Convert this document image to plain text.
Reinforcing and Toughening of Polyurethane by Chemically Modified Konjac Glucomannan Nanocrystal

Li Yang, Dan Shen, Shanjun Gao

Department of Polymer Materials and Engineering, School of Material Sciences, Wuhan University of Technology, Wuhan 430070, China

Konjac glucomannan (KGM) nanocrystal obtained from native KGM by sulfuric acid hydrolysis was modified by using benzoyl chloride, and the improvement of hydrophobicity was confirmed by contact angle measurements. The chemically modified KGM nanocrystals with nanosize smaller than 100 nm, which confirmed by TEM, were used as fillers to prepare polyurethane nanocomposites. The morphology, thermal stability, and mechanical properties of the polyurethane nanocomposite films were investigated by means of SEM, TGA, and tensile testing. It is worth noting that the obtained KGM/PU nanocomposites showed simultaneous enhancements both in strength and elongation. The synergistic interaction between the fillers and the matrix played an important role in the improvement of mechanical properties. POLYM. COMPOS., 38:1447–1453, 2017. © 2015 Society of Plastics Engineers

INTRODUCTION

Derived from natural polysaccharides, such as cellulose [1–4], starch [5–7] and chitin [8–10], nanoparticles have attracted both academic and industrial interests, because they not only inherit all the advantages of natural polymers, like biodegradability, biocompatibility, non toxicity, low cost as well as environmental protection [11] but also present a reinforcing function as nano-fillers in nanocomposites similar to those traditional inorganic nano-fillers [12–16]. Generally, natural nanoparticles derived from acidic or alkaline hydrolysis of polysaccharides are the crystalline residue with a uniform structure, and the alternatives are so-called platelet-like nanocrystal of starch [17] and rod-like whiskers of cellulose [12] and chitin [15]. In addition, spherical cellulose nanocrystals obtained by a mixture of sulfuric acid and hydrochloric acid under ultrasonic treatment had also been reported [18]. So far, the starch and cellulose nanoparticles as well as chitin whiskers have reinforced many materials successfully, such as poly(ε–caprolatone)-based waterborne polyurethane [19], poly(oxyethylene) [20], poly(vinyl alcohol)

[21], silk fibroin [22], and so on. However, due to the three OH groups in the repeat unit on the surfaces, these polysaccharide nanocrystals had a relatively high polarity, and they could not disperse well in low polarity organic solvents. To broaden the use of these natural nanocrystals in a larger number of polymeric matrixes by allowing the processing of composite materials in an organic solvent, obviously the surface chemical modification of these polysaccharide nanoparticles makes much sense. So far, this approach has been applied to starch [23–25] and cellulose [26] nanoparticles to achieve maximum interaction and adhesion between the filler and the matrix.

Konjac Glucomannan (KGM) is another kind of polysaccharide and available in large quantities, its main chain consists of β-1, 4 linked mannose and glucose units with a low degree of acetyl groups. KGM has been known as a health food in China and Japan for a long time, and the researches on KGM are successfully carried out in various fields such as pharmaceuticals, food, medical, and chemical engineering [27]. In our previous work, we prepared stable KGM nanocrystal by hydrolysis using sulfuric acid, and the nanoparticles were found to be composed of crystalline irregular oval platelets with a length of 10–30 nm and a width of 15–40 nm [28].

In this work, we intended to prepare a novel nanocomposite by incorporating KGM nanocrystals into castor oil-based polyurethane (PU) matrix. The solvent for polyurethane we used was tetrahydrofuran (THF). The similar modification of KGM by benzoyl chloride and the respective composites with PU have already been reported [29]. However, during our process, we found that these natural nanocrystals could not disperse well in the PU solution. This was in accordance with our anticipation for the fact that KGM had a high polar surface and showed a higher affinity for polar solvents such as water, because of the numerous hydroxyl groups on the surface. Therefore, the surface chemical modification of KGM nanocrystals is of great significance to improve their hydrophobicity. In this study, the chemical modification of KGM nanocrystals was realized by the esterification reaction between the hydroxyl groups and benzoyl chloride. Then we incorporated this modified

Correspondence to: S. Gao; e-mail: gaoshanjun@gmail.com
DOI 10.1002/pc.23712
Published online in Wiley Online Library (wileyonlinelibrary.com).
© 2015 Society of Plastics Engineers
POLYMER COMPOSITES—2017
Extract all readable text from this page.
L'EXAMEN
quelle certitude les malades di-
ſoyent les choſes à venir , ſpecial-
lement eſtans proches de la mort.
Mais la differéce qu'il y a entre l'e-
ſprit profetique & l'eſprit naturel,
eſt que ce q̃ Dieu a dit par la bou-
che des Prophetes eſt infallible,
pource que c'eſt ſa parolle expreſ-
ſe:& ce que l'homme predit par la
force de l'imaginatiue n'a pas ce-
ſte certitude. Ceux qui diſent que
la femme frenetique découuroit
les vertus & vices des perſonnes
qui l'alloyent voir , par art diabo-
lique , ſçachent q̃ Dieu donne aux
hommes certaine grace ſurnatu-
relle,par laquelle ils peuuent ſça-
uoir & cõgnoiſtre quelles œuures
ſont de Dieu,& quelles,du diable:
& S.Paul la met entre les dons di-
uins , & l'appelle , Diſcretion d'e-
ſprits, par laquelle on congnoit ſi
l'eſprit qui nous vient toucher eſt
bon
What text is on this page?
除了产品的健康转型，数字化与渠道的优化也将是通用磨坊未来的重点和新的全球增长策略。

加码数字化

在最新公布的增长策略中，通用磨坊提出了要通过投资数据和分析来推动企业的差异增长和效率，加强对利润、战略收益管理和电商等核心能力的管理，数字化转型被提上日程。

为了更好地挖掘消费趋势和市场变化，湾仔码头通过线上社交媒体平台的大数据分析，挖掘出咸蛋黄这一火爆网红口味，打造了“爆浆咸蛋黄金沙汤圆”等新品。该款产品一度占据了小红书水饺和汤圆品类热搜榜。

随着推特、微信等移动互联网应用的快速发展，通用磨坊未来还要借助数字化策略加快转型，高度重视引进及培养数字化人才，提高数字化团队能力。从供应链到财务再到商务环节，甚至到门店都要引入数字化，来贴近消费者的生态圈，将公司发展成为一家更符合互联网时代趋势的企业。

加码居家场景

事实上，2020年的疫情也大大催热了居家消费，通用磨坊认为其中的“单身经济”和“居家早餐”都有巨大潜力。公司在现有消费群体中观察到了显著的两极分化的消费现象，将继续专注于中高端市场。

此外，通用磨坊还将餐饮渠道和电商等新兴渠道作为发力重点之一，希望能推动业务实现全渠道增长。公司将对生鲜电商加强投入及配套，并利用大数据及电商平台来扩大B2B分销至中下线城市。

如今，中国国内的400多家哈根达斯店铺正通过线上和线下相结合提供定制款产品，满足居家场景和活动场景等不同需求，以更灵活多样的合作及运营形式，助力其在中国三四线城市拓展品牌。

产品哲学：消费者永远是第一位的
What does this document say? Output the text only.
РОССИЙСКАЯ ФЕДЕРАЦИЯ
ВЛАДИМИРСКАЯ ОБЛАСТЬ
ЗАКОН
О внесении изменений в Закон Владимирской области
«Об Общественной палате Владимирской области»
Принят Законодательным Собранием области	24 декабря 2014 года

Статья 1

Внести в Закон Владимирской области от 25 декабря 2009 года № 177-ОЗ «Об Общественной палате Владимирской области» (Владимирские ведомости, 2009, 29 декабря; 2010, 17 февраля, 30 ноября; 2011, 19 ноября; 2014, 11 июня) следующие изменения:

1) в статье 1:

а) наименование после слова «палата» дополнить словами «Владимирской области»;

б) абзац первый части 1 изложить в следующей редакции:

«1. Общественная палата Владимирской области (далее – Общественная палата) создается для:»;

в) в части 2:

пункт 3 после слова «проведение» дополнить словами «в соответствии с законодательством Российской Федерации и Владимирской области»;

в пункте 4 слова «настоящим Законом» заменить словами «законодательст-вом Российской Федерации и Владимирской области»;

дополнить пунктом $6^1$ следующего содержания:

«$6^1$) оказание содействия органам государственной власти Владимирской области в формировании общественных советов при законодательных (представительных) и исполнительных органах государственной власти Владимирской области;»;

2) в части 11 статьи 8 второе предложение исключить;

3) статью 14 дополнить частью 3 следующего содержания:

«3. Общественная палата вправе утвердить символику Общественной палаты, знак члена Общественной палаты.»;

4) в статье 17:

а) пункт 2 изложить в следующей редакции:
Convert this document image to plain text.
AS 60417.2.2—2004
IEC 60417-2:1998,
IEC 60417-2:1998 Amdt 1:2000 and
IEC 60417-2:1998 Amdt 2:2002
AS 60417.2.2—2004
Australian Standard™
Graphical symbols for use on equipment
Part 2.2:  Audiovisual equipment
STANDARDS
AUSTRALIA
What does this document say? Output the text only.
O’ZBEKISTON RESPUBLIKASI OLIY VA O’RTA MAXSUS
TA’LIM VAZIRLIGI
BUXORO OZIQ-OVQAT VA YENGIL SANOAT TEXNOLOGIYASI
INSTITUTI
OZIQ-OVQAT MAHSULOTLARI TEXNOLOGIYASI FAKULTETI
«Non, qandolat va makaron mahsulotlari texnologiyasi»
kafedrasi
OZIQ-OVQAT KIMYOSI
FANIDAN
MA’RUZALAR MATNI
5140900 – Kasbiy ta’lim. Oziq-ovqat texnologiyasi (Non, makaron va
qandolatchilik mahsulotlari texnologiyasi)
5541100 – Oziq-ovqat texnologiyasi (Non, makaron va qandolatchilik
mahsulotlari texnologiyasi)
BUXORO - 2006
——
**Required task**
Copy out the lines that hold "Федерации".

**Reply to the task**
пункт 3 после слова «проведение» дополнить словами «в соответствии с законодательством Российской Федерации и Владимирской области»;
в пункте 4 слова «настоящим Законом» заменить словами «законодательст-вом Российской Федерации и Владимирской области»;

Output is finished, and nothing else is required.